■ **Prompt**: Go through the material below and copy all lines with "запись".
Start of Entries provided
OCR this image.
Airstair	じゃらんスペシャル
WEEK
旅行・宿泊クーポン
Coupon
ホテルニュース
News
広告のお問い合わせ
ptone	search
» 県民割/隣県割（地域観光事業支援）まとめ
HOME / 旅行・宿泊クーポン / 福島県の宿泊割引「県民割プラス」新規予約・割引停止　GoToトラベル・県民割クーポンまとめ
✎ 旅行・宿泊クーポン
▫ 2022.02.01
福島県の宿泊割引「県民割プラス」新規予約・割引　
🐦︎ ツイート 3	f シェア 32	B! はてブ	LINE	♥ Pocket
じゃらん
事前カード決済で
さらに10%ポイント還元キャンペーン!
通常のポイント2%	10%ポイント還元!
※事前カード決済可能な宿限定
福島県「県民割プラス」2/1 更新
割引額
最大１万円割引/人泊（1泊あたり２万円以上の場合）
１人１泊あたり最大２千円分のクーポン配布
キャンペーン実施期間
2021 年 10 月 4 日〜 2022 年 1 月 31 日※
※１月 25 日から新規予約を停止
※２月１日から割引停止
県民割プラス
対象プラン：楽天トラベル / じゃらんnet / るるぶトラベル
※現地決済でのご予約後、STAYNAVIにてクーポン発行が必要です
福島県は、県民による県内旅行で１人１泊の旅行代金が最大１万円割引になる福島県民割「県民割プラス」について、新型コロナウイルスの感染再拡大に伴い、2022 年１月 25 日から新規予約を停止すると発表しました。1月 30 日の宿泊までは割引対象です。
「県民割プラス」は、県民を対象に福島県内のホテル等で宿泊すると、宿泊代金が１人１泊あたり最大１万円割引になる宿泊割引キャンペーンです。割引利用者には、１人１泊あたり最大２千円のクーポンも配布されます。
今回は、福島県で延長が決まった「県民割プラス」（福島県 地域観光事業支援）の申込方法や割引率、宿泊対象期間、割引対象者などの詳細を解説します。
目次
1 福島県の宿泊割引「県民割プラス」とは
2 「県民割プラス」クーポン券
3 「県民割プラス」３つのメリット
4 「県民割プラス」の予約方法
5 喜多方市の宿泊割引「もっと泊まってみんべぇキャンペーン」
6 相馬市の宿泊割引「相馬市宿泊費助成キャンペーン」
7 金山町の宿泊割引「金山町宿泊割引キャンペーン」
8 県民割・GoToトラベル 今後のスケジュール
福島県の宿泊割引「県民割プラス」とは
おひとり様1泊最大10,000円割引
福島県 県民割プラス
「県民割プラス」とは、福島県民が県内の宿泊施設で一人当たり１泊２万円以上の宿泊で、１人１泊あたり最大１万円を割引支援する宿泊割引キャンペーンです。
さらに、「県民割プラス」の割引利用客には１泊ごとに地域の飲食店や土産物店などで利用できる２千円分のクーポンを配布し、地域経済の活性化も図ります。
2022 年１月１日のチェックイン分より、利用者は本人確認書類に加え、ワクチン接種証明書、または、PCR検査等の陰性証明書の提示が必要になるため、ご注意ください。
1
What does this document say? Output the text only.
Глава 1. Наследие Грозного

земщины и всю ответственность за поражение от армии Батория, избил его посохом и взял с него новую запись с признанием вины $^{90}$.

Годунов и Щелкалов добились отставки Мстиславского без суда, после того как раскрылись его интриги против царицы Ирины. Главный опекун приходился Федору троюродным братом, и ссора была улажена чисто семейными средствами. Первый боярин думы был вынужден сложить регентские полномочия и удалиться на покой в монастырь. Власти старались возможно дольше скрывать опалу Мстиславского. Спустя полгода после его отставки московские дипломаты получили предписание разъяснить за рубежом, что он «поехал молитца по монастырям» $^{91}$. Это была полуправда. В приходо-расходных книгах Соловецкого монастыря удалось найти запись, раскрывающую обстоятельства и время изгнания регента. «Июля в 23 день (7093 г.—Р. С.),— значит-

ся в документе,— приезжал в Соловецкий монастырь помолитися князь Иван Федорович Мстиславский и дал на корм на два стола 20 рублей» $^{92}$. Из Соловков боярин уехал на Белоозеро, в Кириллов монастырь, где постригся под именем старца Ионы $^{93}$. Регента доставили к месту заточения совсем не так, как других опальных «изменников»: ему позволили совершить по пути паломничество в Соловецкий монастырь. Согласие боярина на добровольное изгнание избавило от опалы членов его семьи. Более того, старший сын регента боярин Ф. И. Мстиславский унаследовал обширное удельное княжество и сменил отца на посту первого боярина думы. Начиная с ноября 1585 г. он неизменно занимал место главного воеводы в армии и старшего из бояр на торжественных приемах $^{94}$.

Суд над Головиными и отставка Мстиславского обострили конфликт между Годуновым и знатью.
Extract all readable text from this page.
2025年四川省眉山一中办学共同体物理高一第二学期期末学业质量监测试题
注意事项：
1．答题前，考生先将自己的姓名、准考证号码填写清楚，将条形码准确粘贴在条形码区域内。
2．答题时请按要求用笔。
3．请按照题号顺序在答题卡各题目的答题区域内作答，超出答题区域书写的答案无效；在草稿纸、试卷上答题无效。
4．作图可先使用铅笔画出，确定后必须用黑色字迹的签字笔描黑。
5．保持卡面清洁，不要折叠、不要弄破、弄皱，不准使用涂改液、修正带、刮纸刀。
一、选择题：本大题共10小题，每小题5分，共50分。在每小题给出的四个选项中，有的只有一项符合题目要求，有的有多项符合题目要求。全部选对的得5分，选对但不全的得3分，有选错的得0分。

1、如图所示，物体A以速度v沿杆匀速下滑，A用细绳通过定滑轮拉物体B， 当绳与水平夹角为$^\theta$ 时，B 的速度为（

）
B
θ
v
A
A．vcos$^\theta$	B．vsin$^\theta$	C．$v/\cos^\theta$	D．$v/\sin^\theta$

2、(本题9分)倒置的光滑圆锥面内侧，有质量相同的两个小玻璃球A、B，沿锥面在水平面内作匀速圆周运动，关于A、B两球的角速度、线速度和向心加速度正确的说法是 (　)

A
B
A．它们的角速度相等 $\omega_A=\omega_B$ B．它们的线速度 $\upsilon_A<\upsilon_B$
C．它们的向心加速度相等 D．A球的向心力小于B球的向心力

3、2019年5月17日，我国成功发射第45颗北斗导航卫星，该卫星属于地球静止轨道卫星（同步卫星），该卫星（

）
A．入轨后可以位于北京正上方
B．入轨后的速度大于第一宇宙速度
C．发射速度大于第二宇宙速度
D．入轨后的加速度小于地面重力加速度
End of Entries provided
■ **Result for this task**:
земщины и всю ответственность за поражение от армии Батория, избил его посохом и взял с него новую запись с признанием вины $^{90}$.
Годунов и Щелкалов добились отставки Мстиславского без суда, после того как раскрылись его интриги против царицы Ирины. Главный опекун приходился Федору троюродным братом, и ссора была улажена чисто семейными средствами. Первый боярин думы был вынужден сложить регентские полномочия и удалиться на покой в монастырь. Власти старались возможно дольше скрывать опалу Мстиславского. Спустя полгода после его отставки московские дипломаты получили предписание разъяснить за рубежом, что он «поехал молитца по монастырям» $^{91}$. Это была полуправда. В приходо-расходных книгах Соловецкого монастыря удалось найти запись, раскрывающую обстоятельства и время изгнания регента. «Июля в 23 день (7093 г.—Р. С.),— значит-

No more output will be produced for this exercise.